» **TASK REQUIREMENTS**:
All records below must be retyped exactly.

[Data excerpts]
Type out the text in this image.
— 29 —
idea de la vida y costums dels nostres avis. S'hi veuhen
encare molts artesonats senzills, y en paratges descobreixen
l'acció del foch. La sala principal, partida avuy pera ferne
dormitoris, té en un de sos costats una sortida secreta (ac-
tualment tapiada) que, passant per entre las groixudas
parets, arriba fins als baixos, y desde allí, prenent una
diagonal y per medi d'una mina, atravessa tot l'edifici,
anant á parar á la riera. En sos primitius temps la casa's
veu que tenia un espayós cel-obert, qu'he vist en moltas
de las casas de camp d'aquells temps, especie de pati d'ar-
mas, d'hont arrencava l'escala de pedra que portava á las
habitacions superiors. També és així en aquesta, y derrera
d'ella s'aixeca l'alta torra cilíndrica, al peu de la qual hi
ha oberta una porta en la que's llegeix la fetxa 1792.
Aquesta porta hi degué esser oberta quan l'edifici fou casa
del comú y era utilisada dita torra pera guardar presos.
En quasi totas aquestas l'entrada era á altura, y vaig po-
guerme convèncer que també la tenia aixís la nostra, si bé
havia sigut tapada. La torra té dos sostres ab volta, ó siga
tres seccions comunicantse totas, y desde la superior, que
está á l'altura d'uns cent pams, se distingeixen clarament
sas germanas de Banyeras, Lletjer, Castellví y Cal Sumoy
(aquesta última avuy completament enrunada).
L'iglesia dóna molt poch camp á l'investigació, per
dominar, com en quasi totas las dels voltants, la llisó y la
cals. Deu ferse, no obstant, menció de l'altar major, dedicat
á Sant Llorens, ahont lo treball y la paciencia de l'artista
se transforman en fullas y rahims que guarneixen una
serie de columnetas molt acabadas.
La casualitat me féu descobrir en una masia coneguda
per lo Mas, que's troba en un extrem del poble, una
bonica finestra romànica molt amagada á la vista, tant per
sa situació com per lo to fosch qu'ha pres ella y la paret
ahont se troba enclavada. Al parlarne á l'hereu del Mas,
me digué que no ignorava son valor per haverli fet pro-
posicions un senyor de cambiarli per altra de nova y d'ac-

» **ANSWER**:
Type out the text in this image.
— 29 —
idea de la vida y costums dels nostres avis. S'hi veuhen
encare molts artesonats senzills, y en paratges descobreixen
l'acció del foch. La sala principal, partida avuy pera ferne
dormitoris, té en un de sos costats una sortida secreta (ac-
tualment tapiada) que, passant per entre las groixudas
parets, arriba fins als baixos, y desde allí, prenent una
diagonal y per medi d'una mina, atravessa tot l'edifici,
anant á parar á la riera. En sos primitius temps la casa's
veu que tenia un espayós cel-obert, qu'he vist en moltas
de las casas de camp d'aquells temps, especie de pati d'ar-
mas, d'hont arrencava l'escala de pedra que portava á las
habitacions superiors. També és així en aquesta, y derrera
d'ella s'aixeca l'alta torra cilíndrica, al peu de la qual hi
ha oberta una porta en la que's llegeix la fetxa 1792.
Aquesta porta hi degué esser oberta quan l'edifici fou casa
del comú y era utilisada dita torra pera guardar presos.
En quasi totas aquestas l'entrada era á altura, y vaig po-
guerme convèncer que també la tenia aixís la nostra, si bé
havia sigut tapada. La torra té dos sostres ab volta, ó siga
tres seccions comunicantse totas, y desde la superior, que
está á l'altura d'uns cent pams, se distingeixen clarament
sas germanas de Banyeras, Lletjer, Castellví y Cal Sumoy
(aquesta última avuy completament enrunada).
L'iglesia dóna molt poch camp á l'investigació, per
dominar, com en quasi totas las dels voltants, la llisó y la
cals. Deu ferse, no obstant, menció de l'altar major, dedicat
á Sant Llorens, ahont lo treball y la paciencia de l'artista
se transforman en fullas y rahims que guarneixen una
serie de columnetas molt acabadas.
La casualitat me féu descobrir en una masia coneguda
per lo Mas, que's troba en un extrem del poble, una
bonica finestra romànica molt amagada á la vista, tant per
sa situació com per lo to fosch qu'ha pres ella y la paret
ahont se troba enclavada. Al parlarne á l'hereu del Mas,
me digué que no ignorava son valor per haverli fet pro-
posicions un senyor de cambiarli per altra de nova y d'ac-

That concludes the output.